— Start of Entries provided —

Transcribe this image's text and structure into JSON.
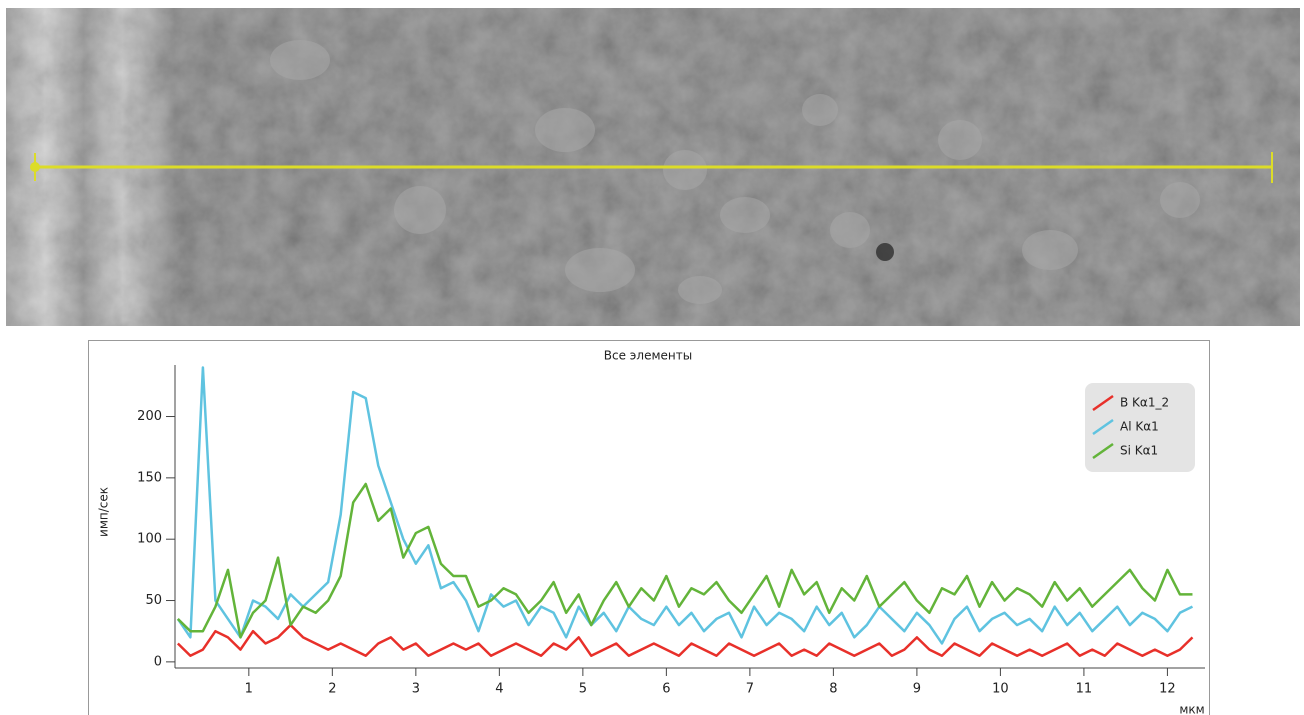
{
  "chart_data": {
    "type": "line",
    "title": "Все элементы",
    "xlabel": "мкм",
    "ylabel": "имп/сек",
    "xlim": [
      0.08,
      12.45
    ],
    "ylim": [
      -5,
      242
    ],
    "xticks": [
      1,
      2,
      3,
      4,
      5,
      6,
      7,
      8,
      9,
      10,
      11,
      12
    ],
    "yticks": [
      0,
      50,
      100,
      150,
      200
    ],
    "legend": "upper right",
    "x": [
      0.15,
      0.3,
      0.45,
      0.6,
      0.75,
      0.9,
      1.05,
      1.2,
      1.35,
      1.5,
      1.65,
      1.8,
      1.95,
      2.1,
      2.25,
      2.4,
      2.55,
      2.7,
      2.85,
      3.0,
      3.15,
      3.3,
      3.45,
      3.6,
      3.75,
      3.9,
      4.05,
      4.2,
      4.35,
      4.5,
      4.65,
      4.8,
      4.95,
      5.1,
      5.25,
      5.4,
      5.55,
      5.7,
      5.85,
      6.0,
      6.15,
      6.3,
      6.45,
      6.6,
      6.75,
      6.9,
      7.05,
      7.2,
      7.35,
      7.5,
      7.65,
      7.8,
      7.95,
      8.1,
      8.25,
      8.4,
      8.55,
      8.7,
      8.85,
      9.0,
      9.15,
      9.3,
      9.45,
      9.6,
      9.75,
      9.9,
      10.05,
      10.2,
      10.35,
      10.5,
      10.65,
      10.8,
      10.95,
      11.1,
      11.25,
      11.4,
      11.55,
      11.7,
      11.85,
      12.0,
      12.15,
      12.3
    ],
    "series": [
      {
        "name": "B Kα1_2",
        "color": "#e8302a",
        "values": [
          15,
          5,
          10,
          25,
          20,
          10,
          25,
          15,
          20,
          30,
          20,
          15,
          10,
          15,
          10,
          5,
          15,
          20,
          10,
          15,
          5,
          10,
          15,
          10,
          15,
          5,
          10,
          15,
          10,
          5,
          15,
          10,
          20,
          5,
          10,
          15,
          5,
          10,
          15,
          10,
          5,
          15,
          10,
          5,
          15,
          10,
          5,
          10,
          15,
          5,
          10,
          5,
          15,
          10,
          5,
          10,
          15,
          5,
          10,
          20,
          10,
          5,
          15,
          10,
          5,
          15,
          10,
          5,
          10,
          5,
          10,
          15,
          5,
          10,
          5,
          15,
          10,
          5,
          10,
          5,
          10,
          20
        ]
      },
      {
        "name": "Al Kα1",
        "color": "#5fc3e0",
        "values": [
          35,
          20,
          240,
          50,
          35,
          20,
          50,
          45,
          35,
          55,
          45,
          55,
          65,
          120,
          220,
          215,
          160,
          130,
          100,
          80,
          95,
          60,
          65,
          50,
          25,
          55,
          45,
          50,
          30,
          45,
          40,
          20,
          45,
          30,
          40,
          25,
          45,
          35,
          30,
          45,
          30,
          40,
          25,
          35,
          40,
          20,
          45,
          30,
          40,
          35,
          25,
          45,
          30,
          40,
          20,
          30,
          45,
          35,
          25,
          40,
          30,
          15,
          35,
          45,
          25,
          35,
          40,
          30,
          35,
          25,
          45,
          30,
          40,
          25,
          35,
          45,
          30,
          40,
          35,
          25,
          40,
          45
        ]
      },
      {
        "name": "Si Kα1",
        "color": "#63b43a",
        "values": [
          35,
          25,
          25,
          45,
          75,
          20,
          40,
          50,
          85,
          30,
          45,
          40,
          50,
          70,
          130,
          145,
          115,
          125,
          85,
          105,
          110,
          80,
          70,
          70,
          45,
          50,
          60,
          55,
          40,
          50,
          65,
          40,
          55,
          30,
          50,
          65,
          45,
          60,
          50,
          70,
          45,
          60,
          55,
          65,
          50,
          40,
          55,
          70,
          45,
          75,
          55,
          65,
          40,
          60,
          50,
          70,
          45,
          55,
          65,
          50,
          40,
          60,
          55,
          70,
          45,
          65,
          50,
          60,
          55,
          45,
          65,
          50,
          60,
          45,
          55,
          65,
          75,
          60,
          50,
          75,
          55,
          55
        ]
      }
    ]
  }
}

— End of Entries provided —

#### [Do this]
Quote every record above exactly, leaving out the pictures.

#### [Task solution]
Transcribe this image's text and structure into JSON.
{
  "chart_data": {
    "type": "line",
    "title": "Все элементы",
    "xlabel": "мкм",
    "ylabel": "имп/сек",
    "xlim": [
      0.08,
      12.45
    ],
    "ylim": [
      -5,
      242
    ],
    "xticks": [
      1,
      2,
      3,
      4,
      5,
      6,
      7,
      8,
      9,
      10,
      11,
      12
    ],
    "yticks": [
      0,
      50,
      100,
      150,
      200
    ],
    "legend": "upper right",
    "x": [
      0.15,
      0.3,
      0.45,
      0.6,
      0.75,
      0.9,
      1.05,
      1.2,
      1.35,
      1.5,
      1.65,
      1.8,
      1.95,
      2.1,
      2.25,
      2.4,
      2.55,
      2.7,
      2.85,
      3.0,
      3.15,
      3.3,
      3.45,
      3.6,
      3.75,
      3.9,
      4.05,
      4.2,
      4.35,
      4.5,
      4.65,
      4.8,
      4.95,
      5.1,
      5.25,
      5.4,
      5.55,
      5.7,
      5.85,
      6.0,
      6.15,
      6.3,
      6.45,
      6.6,
      6.75,
      6.9,
      7.05,
      7.2,
      7.35,
      7.5,
      7.65,
      7.8,
      7.95,
      8.1,
      8.25,
      8.4,
      8.55,
      8.7,
      8.85,
      9.0,
      9.15,
      9.3,
      9.45,
      9.6,
      9.75,
      9.9,
      10.05,
      10.2,
      10.35,
      10.5,
      10.65,
      10.8,
      10.95,
      11.1,
      11.25,
      11.4,
      11.55,
      11.7,
      11.85,
      12.0,
      12.15,
      12.3
    ],
    "series": [
      {
        "name": "B Kα1_2",
        "color": "#e8302a",
        "values": [
          15,
          5,
          10,
          25,
          20,
          10,
          25,
          15,
          20,
          30,
          20,
          15,
          10,
          15,
          10,
          5,
          15,
          20,
          10,
          15,
          5,
          10,
          15,
          10,
          15,
          5,
          10,
          15,
          10,
          5,
          15,
          10,
          20,
          5,
          10,
          15,
          5,
          10,
          15,
          10,
          5,
          15,
          10,
          5,
          15,
          10,
          5,
          10,
          15,
          5,
          10,
          5,
          15,
          10,
          5,
          10,
          15,
          5,
          10,
          20,
          10,
          5,
          15,
          10,
          5,
          15,
          10,
          5,
          10,
          5,
          10,
          15,
          5,
          10,
          5,
          15,
          10,
          5,
          10,
          5,
          10,
          20
        ]
      },
      {
        "name": "Al Kα1",
        "color": "#5fc3e0",
        "values": [
          35,
          20,
          240,
          50,
          35,
          20,
          50,
          45,
          35,
          55,
          45,
          55,
          65,
          120,
          220,
          215,
          160,
          130,
          100,
          80,
          95,
          60,
          65,
          50,
          25,
          55,
          45,
          50,
          30,
          45,
          40,
          20,
          45,
          30,
          40,
          25,
          45,
          35,
          30,
          45,
          30,
          40,
          25,
          35,
          40,
          20,
          45,
          30,
          40,
          35,
          25,
          45,
          30,
          40,
          20,
          30,
          45,
          35,
          25,
          40,
          30,
          15,
          35,
          45,
          25,
          35,
          40,
          30,
          35,
          25,
          45,
          30,
          40,
          25,
          35,
          45,
          30,
          40,
          35,
          25,
          40,
          45
        ]
      },
      {
        "name": "Si Kα1",
        "color": "#63b43a",
        "values": [
          35,
          25,
          25,
          45,
          75,
          20,
          40,
          50,
          85,
          30,
          45,
          40,
          50,
          70,
          130,
          145,
          115,
          125,
          85,
          105,
          110,
          80,
          70,
          70,
          45,
          50,
          60,
          55,
          40,
          50,
          65,
          40,
          55,
          30,
          50,
          65,
          45,
          60,
          50,
          70,
          45,
          60,
          55,
          65,
          50,
          40,
          55,
          70,
          45,
          75,
          55,
          65,
          40,
          60,
          50,
          70,
          45,
          55,
          65,
          50,
          40,
          60,
          55,
          70,
          45,
          65,
          50,
          60,
          55,
          45,
          65,
          50,
          60,
          45,
          55,
          65,
          75,
          60,
          50,
          75,
          55,
          55
        ]
      }
    ]
  }
}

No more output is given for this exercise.